■ **PROBLEM REQUIREMENTS**
Pull out every line of the data below that contains the string "mxqe", treating uppercase and lowercase as different.

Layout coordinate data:
═══

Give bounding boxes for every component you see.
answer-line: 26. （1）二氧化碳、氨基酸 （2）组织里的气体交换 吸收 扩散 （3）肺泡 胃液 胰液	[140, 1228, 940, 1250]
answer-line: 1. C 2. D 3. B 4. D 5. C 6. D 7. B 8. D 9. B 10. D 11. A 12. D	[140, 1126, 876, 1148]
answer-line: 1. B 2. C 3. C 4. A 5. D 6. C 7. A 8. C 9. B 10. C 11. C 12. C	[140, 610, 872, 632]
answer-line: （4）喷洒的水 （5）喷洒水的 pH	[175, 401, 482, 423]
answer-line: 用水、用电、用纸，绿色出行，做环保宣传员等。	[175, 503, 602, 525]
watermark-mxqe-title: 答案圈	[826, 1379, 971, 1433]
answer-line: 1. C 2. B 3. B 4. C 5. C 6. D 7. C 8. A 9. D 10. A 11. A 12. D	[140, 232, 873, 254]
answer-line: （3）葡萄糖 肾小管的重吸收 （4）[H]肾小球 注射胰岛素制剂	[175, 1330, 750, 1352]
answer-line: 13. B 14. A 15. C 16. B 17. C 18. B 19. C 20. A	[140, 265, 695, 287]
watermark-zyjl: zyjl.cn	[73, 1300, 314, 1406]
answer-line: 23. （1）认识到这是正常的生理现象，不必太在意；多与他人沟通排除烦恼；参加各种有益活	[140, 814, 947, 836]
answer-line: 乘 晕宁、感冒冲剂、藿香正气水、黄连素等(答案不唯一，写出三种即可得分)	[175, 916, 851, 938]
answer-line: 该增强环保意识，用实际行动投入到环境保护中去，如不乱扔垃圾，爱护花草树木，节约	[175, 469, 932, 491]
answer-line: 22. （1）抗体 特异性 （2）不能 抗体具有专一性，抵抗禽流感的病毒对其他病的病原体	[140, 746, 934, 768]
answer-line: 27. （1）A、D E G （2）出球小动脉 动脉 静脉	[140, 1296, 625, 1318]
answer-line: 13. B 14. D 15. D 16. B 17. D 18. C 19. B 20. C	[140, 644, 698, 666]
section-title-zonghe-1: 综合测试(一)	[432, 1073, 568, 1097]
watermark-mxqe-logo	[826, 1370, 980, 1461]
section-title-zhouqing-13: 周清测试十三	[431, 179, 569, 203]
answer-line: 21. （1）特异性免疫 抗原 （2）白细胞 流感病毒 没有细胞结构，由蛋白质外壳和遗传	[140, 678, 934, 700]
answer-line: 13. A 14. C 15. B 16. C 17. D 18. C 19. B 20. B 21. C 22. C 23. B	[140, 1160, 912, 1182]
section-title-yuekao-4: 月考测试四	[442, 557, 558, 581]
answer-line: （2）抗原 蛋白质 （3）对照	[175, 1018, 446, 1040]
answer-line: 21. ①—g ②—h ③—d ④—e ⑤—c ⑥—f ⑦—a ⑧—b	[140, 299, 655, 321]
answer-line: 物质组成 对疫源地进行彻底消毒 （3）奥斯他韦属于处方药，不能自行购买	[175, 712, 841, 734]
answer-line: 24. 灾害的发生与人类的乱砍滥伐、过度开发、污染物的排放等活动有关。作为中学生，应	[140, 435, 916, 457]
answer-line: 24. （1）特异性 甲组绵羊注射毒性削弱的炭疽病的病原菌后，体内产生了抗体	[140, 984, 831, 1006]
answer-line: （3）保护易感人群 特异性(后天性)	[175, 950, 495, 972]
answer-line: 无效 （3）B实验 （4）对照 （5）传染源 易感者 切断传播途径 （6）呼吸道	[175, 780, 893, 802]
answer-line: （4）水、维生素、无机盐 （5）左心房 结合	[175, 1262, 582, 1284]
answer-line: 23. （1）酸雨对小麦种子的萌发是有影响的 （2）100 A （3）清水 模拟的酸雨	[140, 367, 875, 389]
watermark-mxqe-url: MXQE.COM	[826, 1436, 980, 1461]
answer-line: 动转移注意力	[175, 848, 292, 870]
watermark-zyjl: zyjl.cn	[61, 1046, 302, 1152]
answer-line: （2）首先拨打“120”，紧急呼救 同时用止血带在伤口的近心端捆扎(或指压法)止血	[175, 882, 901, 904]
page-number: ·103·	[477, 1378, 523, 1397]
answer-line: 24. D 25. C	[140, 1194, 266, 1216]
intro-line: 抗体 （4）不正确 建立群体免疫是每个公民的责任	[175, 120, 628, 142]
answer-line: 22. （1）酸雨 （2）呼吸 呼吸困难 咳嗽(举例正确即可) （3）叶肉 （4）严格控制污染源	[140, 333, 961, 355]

═══

■ **RESPONSE BELOW**
watermark-mxqe-title: 答案圈	[826, 1379, 971, 1433]
watermark-mxqe-logo	[826, 1370, 980, 1461]
watermark-mxqe-url: MXQE.COM	[826, 1436, 980, 1461]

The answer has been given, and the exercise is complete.